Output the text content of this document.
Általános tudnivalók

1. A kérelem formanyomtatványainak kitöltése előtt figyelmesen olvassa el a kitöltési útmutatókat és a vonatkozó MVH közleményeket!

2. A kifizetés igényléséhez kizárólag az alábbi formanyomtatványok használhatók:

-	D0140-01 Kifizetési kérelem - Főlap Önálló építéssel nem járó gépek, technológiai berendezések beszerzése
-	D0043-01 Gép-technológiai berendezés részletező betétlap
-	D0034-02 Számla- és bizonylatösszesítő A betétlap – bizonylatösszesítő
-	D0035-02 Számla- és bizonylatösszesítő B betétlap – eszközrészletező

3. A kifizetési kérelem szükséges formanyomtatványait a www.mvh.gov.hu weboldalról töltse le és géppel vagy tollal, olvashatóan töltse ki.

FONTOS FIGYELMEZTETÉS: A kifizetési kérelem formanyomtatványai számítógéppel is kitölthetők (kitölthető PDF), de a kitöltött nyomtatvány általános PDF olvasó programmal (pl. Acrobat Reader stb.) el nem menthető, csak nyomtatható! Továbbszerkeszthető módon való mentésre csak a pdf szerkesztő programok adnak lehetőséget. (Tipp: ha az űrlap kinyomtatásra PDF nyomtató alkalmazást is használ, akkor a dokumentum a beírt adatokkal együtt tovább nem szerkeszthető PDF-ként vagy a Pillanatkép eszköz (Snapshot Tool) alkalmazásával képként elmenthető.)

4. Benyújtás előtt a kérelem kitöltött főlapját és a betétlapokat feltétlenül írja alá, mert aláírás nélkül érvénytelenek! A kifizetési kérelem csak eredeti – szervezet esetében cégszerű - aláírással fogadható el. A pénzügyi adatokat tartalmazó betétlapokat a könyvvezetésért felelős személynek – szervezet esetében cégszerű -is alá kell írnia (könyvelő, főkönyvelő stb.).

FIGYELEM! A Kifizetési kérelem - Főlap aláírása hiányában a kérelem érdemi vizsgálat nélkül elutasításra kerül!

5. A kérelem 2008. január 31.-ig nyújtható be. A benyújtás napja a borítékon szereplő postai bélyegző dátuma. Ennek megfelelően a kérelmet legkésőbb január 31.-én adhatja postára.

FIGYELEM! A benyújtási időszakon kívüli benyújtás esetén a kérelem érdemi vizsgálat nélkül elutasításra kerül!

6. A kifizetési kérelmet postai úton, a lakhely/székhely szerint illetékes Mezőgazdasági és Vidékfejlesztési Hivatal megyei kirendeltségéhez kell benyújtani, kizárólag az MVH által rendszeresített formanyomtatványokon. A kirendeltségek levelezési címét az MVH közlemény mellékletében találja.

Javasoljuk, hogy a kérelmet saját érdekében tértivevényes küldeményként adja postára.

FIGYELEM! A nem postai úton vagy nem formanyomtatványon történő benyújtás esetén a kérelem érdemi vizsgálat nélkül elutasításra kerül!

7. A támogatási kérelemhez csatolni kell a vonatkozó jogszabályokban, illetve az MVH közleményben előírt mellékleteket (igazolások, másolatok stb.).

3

+++++

▶ [REQUIRED WORK] In the lines above, locate the string "postai". Copy every line where it occurs.

▶ [CORRECT RESULT]
5. A kérelem 2008. január 31.-ig nyújtható be. A benyújtás napja a borítékon szereplő postai bélyegző dátuma. Ennek megfelelően a kérelmet legkésőbb január 31.-én adhatja postára.
6. A kifizetési kérelmet postai úton, a lakhely/székhely szerint illetékes Mezőgazdasági és Vidékfejlesztési Hivatal megyei kirendeltségéhez kell benyújtani, kizárólag az MVH által rendszeresített formanyomtatványokon. A kirendeltségek levelezési címét az MVH közlemény mellékletében találja.
FIGYELEM! A nem postai úton vagy nem formanyomtatványon történő benyújtás esetén a kérelem érdemi vizsgálat nélkül elutasításra kerül!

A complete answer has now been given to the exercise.